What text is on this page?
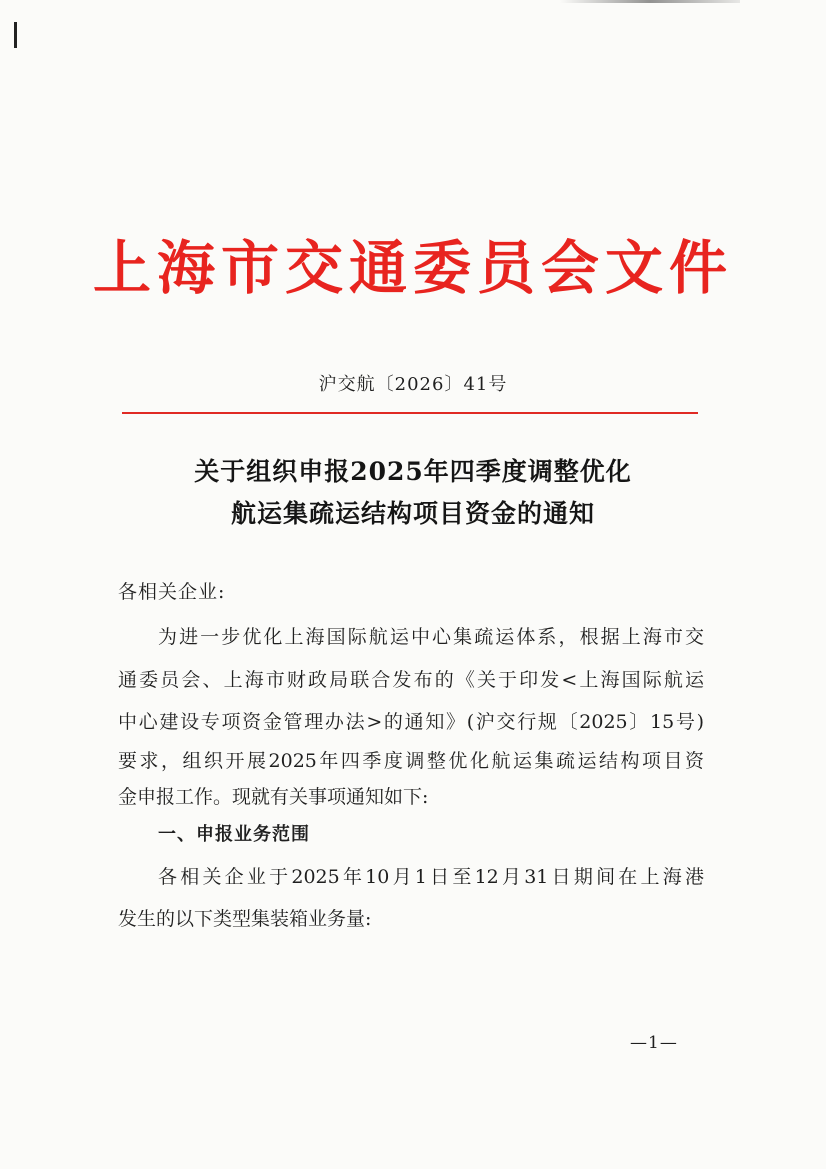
上海市交通委员会文件
沪交航〔2026〕41号
关于组织申报2025年四季度调整优化
航运集疏运结构项目资金的通知
各相关企业:
为进一步优化上海国际航运中心集疏运体系，根据上海市交
通委员会、上海市财政局联合发布的《关于印发<上海国际航运
中心建设专项资金管理办法>的通知》(沪交行规〔2025〕15号)
要求，组织开展2025年四季度调整优化航运集疏运结构项目资
金申报工作。现就有关事项通知如下:
一、申报业务范围
各相关企业于2025年10月1日至12月31日期间在上海港
发生的以下类型集装箱业务量:
—1—
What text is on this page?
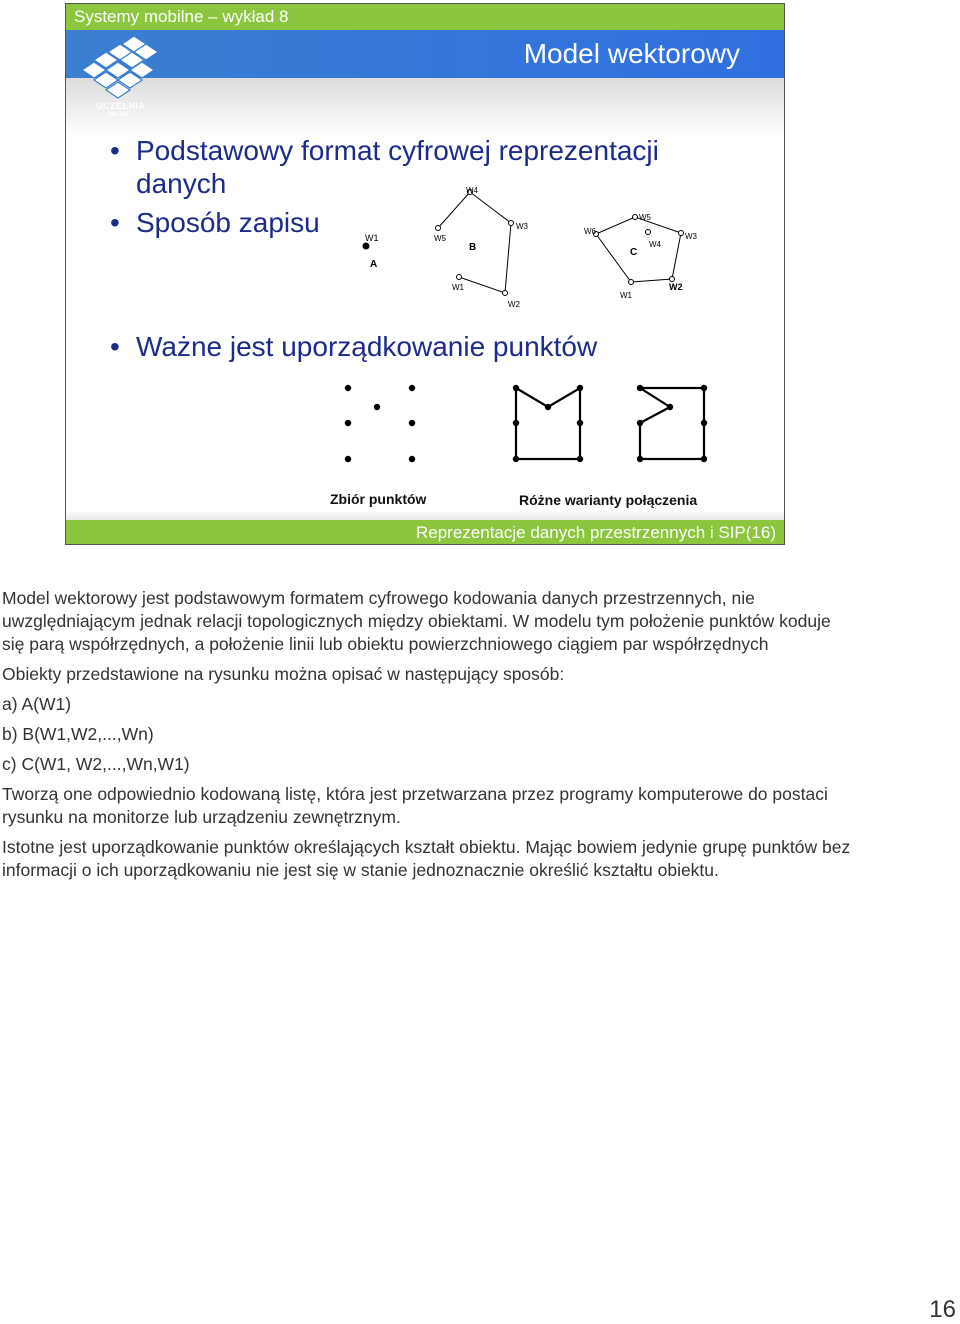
Systemy mobilne – wykład 8
UCZELNIA
ONLINE
Model wektorowy
• Podstawowy format cyfrowej reprezentacji danych
• Sposób zapisu	W1
A
W5
W4
W3
W2
W1
B
W6
W5
W4
W3
W2
W1
C
• Ważne jest uporządkowanie punktów
Zbiór punktów	Różne warianty połączenia
Reprezentacje danych przestrzennych i SIP(16)

Model wektorowy jest podstawowym formatem cyfrowego kodowania danych przestrzennych, nie uwzględniającym jednak relacji topologicznych między obiektami. W modelu tym położenie punktów koduje się parą współrzędnych, a położenie linii lub obiektu powierzchniowego ciągiem par współrzędnych

Obiekty przedstawione na rysunku można opisać w następujący sposób:

a) A(W1)

b) B(W1,W2,...,Wn)

c) C(W1, W2,...,Wn,W1)

Tworzą one odpowiednio kodowaną listę, która jest przetwarzana przez programy komputerowe do postaci rysunku na monitorze lub urządzeniu zewnętrznym.

Istotne jest uporządkowanie punktów określających kształt obiektu. Mając bowiem jedynie grupę punktów bez informacji o ich uporządkowaniu nie jest się w stanie jednoznacznie określić kształtu obiektu.

16
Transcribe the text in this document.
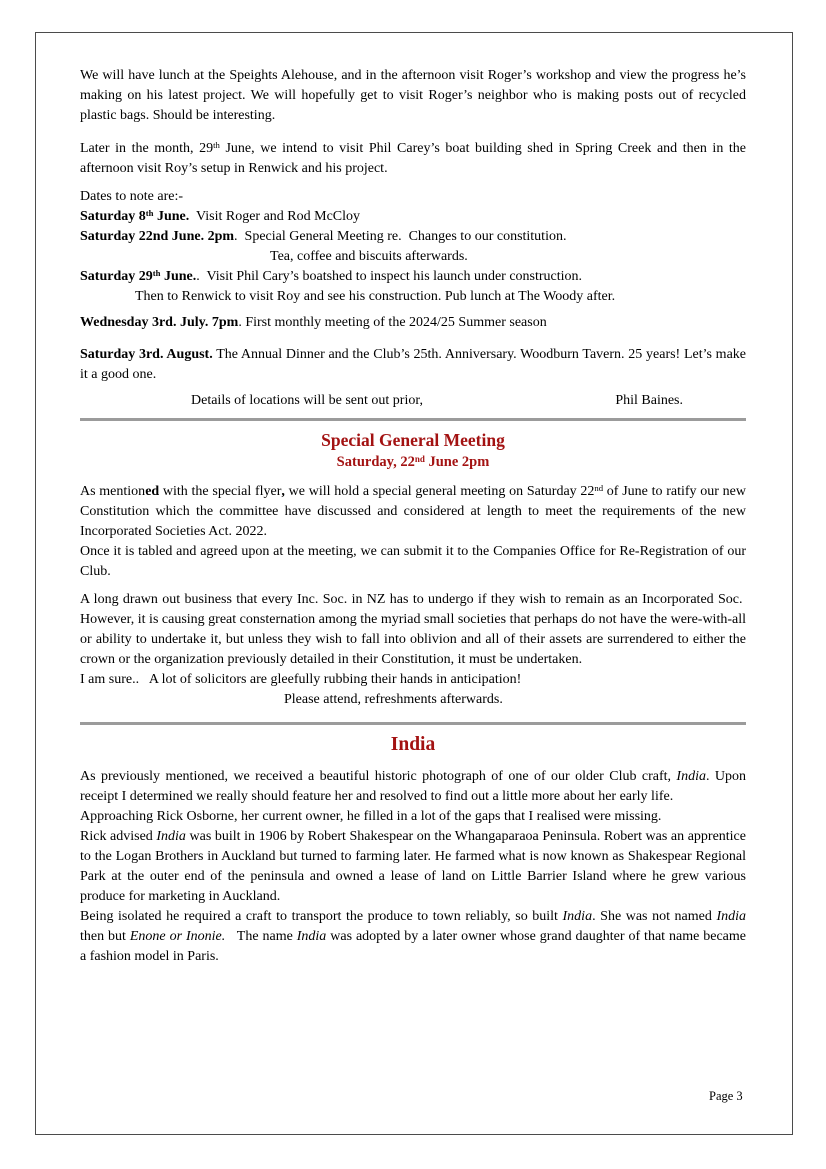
We will have lunch at the Speights Alehouse, and in the afternoon visit Roger’s workshop and view the progress he’s making on his latest project. We will hopefully get to visit Roger’s neighbor who is making posts out of recycled plastic bags. Should be interesting.

Later in the month, 29th June, we intend to visit Phil Carey’s boat building shed in Spring Creek and then in the afternoon visit Roy’s setup in Renwick and his project.

Dates to note are:-

Saturday 8th June.  Visit Roger and Rod McCloy

Saturday 22nd June. 2pm.  Special General Meeting re.  Changes to our constitution.

Tea, coffee and biscuits afterwards.

Saturday 29th June..  Visit Phil Cary’s boatshed to inspect his launch under construction.

Then to Renwick to visit Roy and see his construction. Pub lunch at The Woody after.

Wednesday 3rd. July. 7pm. First monthly meeting of the 2024/25 Summer season

Saturday 3rd. August. The Annual Dinner and the Club’s 25th. Anniversary. Woodburn Tavern. 25 years! Let’s make it a good one.

Details of locations will be sent out prior,	Phil Baines.
Special General Meeting
Saturday, 22nd June 2pm

As mentioned with the special flyer, we will hold a special general meeting on Saturday 22nd of June to ratify our new Constitution which the committee have discussed and considered at length to meet the requirements of the new Incorporated Societies Act. 2022.

Once it is tabled and agreed upon at the meeting, we can submit it to the Companies Office for Re-Registration of our Club.

A long drawn out business that every Inc. Soc. in NZ has to undergo if they wish to remain as an Incorporated Soc.  However, it is causing great consternation among the myriad small societies that perhaps do not have the were-with-all or ability to undertake it, but unless they wish to fall into oblivion and all of their assets are surrendered to either the crown or the organization previously detailed in their Constitution, it must be undertaken.

I am sure..   A lot of solicitors are gleefully rubbing their hands in anticipation!

Please attend, refreshments afterwards.

India

As previously mentioned, we received a beautiful historic photograph of one of our older Club craft, India. Upon receipt I determined we really should feature her and resolved to find out a little more about her early life.

Approaching Rick Osborne, her current owner, he filled in a lot of the gaps that I realised were missing.

Rick advised India was built in 1906 by Robert Shakespear on the Whangaparaoa Peninsula. Robert was an apprentice to the Logan Brothers in Auckland but turned to farming later. He farmed what is now known as Shakespear Regional Park at the outer end of the peninsula and owned a lease of land on Little Barrier Island where he grew various produce for marketing in Auckland.

Being isolated he required a craft to transport the produce to town reliably, so built India. She was not named India then but Enone or Inonie.   The name India was adopted by a later owner whose grand daughter of that name became a fashion model in Paris.

Page 3
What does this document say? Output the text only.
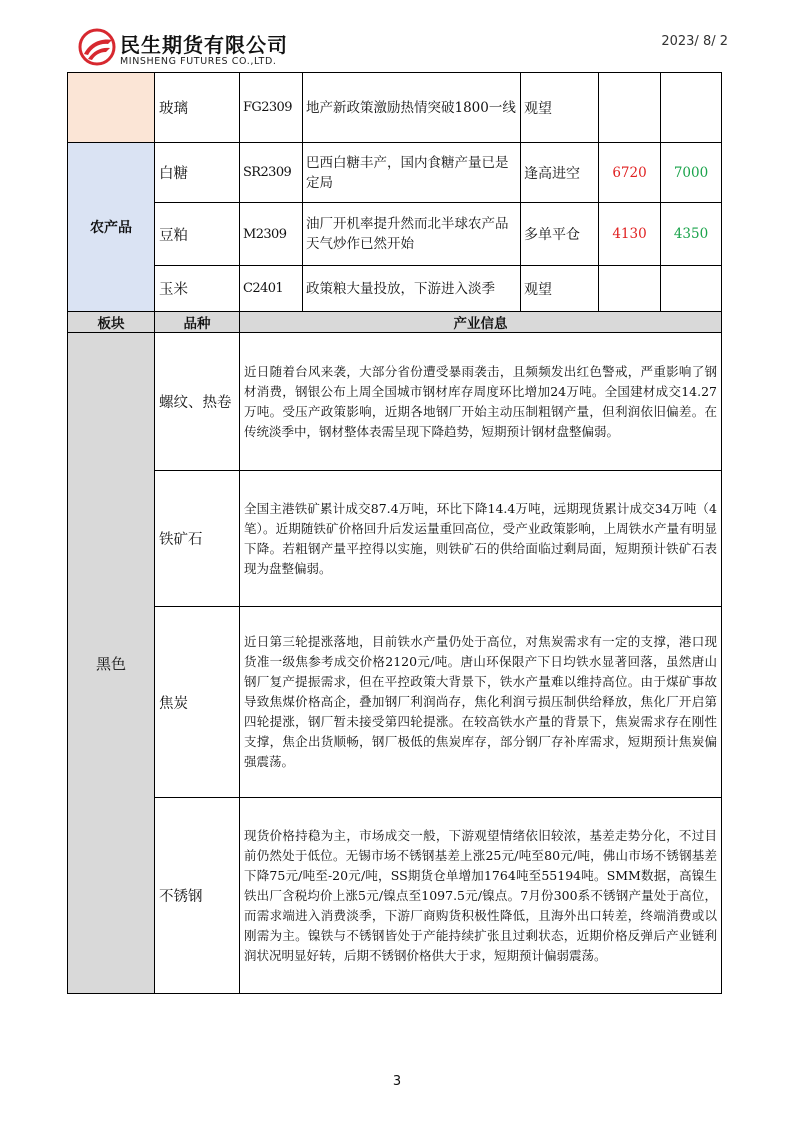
民生期货有限公司
MINSHENG FUTURES CO.,LTD.
2023/ 8/ 2
	玻璃	FG2309	地产新政策激励热情突破1800一线	观望		
农产品	白糖	SR2309	巴西白糖丰产，国内食糖产量已是定局	逢高进空	6720	7000
	豆粕	M2309	油厂开机率提升然而北半球农产品天气炒作已然开始	多单平仓	4130	4350
	玉米	C2401	政策粮大量投放，下游进入淡季	观望		
板块	品种	产业信息				
黑色	螺纹、热卷	近日随着台风来袭，大部分省份遭受暴雨袭击，且频频发出红色警戒，严重影响了钢材消费，钢银公布上周全国城市钢材库存周度环比增加24万吨。全国建材成交14.27万吨。受压产政策影响，近期各地钢厂开始主动压制粗钢产量，但利润依旧偏差。在传统淡季中，钢材整体表需呈现下降趋势，短期预计钢材盘整偏弱。				
	铁矿石	全国主港铁矿累计成交87.4万吨，环比下降14.4万吨，远期现货累计成交34万吨（4笔）。近期随铁矿价格回升后发运量重回高位，受产业政策影响，上周铁水产量有明显下降。若粗钢产量平控得以实施，则铁矿石的供给面临过剩局面，短期预计铁矿石表现为盘整偏弱。				
	焦炭	近日第三轮提涨落地，目前铁水产量仍处于高位，对焦炭需求有一定的支撑，港口现货准一级焦参考成交价格2120元/吨。唐山环保限产下日均铁水显著回落，虽然唐山钢厂复产提振需求，但在平控政策大背景下，铁水产量难以维持高位。由于煤矿事故导致焦煤价格高企，叠加钢厂利润尚存，焦化利润亏损压制供给释放，焦化厂开启第四轮提涨，钢厂暂未接受第四轮提涨。在较高铁水产量的背景下，焦炭需求存在刚性支撑，焦企出货顺畅，钢厂极低的焦炭库存，部分钢厂存补库需求，短期预计焦炭偏强震荡。				
	不锈钢	现货价格持稳为主，市场成交一般，下游观望情绪依旧较浓，基差走势分化，不过目前仍然处于低位。无锡市场不锈钢基差上涨25元/吨至80元/吨，佛山市场不锈钢基差下降75元/吨至-20元/吨，SS期货仓单增加1764吨至55194吨。SMM数据，高镍生铁出厂含税均价上涨5元/镍点至1097.5元/镍点。7月份300系不锈钢产量处于高位，而需求端进入消费淡季，下游厂商购货积极性降低，且海外出口转差，终端消费或以刚需为主。镍铁与不锈钢皆处于产能持续扩张且过剩状态，近期价格反弹后产业链利润状况明显好转，后期不锈钢价格供大于求，短期预计偏弱震荡。				
3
* * *
» **Given instruction**
Show every line from the listing above in which the string "produce" appears.

» **Problem solution**
Rick advised India was built in 1906 by Robert Shakespear on the Whangaparaoa Peninsula. Robert was an apprentice to the Logan Brothers in Auckland but turned to farming later. He farmed what is now known as Shakespear Regional Park at the outer end of the peninsula and owned a lease of land on Little Barrier Island where he grew various produce for marketing in Auckland.
Being isolated he required a craft to transport the produce to town reliably, so built India. She was not named India then but Enone or Inonie.   The name India was adopted by a later owner whose grand daughter of that name became a fashion model in Paris.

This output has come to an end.